What is expected
Reproduce part of the workshop description on quantum generative modeling below word for word, beginning at the words "In this training, you" and ending after the words "measurement, and entanglement.".

Reading text

BEGIN

Introduction to Generative Modeling Using Quantum Machine Learning


Ever wondered how quantum computers work, and how they do machine learning? With quantum computing technologies nearing the ear of commercialization and quantum advantage, machine learning has been proposed as one of the most promising applications. One of the areas in which quantum computing is showing great potential is in generative models in unsupervised and semi-supervised learning.
In this training, you will develop a basic understanding of quantum computing and how it can be used in machine learning models, with special emphasis on generative models. We will focus on a particular architecture, the quantum circuit Born machine (QCBM), and use it to generate a simple dataset of bars and stripes.
No previous knowledge of quantum computing and the generative model is needed for this workshop.

Session Outline
Module 1: Generative Machine Learning
A brief overview of machine learning and generative machine learning, including the notions of generative adversarial networks and how they are used to generate realistic images.

Module 2: Quantum Computing
An introduction to what is quantum computing, including the notions of a qubit, Bloch sphere, quantum gates, quantum measurement, and entanglement.

END

Entries supplied

BEGIN

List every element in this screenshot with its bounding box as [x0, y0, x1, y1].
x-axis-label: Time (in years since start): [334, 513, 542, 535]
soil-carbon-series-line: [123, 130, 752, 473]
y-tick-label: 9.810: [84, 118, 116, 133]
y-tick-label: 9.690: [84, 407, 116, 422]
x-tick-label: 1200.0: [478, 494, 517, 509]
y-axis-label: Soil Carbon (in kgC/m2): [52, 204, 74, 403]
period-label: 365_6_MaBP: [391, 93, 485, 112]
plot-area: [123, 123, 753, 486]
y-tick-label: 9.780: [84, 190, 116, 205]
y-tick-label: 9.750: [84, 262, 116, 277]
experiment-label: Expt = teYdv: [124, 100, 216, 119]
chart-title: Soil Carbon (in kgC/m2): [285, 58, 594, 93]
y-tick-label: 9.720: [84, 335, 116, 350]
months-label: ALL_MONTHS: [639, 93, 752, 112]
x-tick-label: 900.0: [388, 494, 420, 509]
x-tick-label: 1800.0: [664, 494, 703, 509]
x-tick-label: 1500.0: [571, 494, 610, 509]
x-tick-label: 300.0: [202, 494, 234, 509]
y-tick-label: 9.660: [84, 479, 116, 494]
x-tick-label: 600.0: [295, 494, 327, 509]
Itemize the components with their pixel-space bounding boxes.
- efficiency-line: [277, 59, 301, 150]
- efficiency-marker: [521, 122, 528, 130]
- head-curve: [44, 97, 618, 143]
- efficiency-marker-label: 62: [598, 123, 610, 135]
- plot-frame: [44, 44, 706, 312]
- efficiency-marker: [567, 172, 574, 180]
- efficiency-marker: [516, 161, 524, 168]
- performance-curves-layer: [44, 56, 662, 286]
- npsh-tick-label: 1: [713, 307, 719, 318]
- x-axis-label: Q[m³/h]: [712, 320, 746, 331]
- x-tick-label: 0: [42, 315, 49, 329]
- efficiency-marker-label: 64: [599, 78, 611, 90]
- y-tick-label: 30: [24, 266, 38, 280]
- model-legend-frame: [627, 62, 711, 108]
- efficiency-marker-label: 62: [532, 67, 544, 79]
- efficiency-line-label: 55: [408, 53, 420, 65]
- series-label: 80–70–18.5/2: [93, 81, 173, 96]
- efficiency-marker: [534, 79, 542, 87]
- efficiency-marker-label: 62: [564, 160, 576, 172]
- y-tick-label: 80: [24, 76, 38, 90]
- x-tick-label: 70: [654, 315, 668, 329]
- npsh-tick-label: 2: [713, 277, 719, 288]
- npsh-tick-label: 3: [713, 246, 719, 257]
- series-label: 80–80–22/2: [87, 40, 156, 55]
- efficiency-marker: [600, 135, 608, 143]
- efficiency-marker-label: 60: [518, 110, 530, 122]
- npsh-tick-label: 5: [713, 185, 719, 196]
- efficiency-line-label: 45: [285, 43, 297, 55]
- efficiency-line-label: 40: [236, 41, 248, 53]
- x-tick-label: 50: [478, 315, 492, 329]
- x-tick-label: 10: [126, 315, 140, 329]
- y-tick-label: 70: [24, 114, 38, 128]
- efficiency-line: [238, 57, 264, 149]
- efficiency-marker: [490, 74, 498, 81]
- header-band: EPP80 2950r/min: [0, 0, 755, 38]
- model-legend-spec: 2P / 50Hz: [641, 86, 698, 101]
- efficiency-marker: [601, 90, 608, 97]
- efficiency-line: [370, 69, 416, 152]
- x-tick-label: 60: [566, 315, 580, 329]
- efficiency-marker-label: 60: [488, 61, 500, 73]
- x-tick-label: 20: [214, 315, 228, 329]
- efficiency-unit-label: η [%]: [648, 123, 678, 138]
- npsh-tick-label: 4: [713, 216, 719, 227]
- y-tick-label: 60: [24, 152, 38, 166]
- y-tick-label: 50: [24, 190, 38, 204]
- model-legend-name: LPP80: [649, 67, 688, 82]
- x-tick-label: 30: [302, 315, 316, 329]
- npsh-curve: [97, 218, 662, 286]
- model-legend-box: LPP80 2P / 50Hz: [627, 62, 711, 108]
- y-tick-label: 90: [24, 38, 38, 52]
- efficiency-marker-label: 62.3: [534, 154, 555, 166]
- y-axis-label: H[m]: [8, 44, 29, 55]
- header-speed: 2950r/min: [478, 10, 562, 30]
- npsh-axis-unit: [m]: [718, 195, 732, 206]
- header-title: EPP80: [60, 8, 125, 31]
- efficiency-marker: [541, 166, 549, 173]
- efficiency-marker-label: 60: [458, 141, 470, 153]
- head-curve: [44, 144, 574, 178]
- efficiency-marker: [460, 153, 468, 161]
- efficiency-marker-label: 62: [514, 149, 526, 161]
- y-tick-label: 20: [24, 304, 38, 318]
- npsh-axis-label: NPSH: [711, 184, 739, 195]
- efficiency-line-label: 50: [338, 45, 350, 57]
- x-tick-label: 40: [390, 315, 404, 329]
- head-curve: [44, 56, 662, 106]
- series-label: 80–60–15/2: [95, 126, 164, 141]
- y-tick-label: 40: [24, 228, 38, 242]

END

The completed task
In this training, you will develop a basic understanding of quantum computing and how it can be used in machine learning models, with special emphasis on generative models. We will focus on a particular architecture, the quantum circuit Born machine (QCBM), and use it to generate a simple dataset of bars and stripes.
No previous knowledge of quantum computing and the generative model is needed for this workshop.

Session Outline
Module 1: Generative Machine Learning
A brief overview of machine learning and generative machine learning, including the notions of generative adversarial networks and how they are used to generate realistic images.

Module 2: Quantum Computing
An introduction to what is quantum computing, including the notions of a qubit, Bloch sphere, quantum gates, quantum measurement, and entanglement.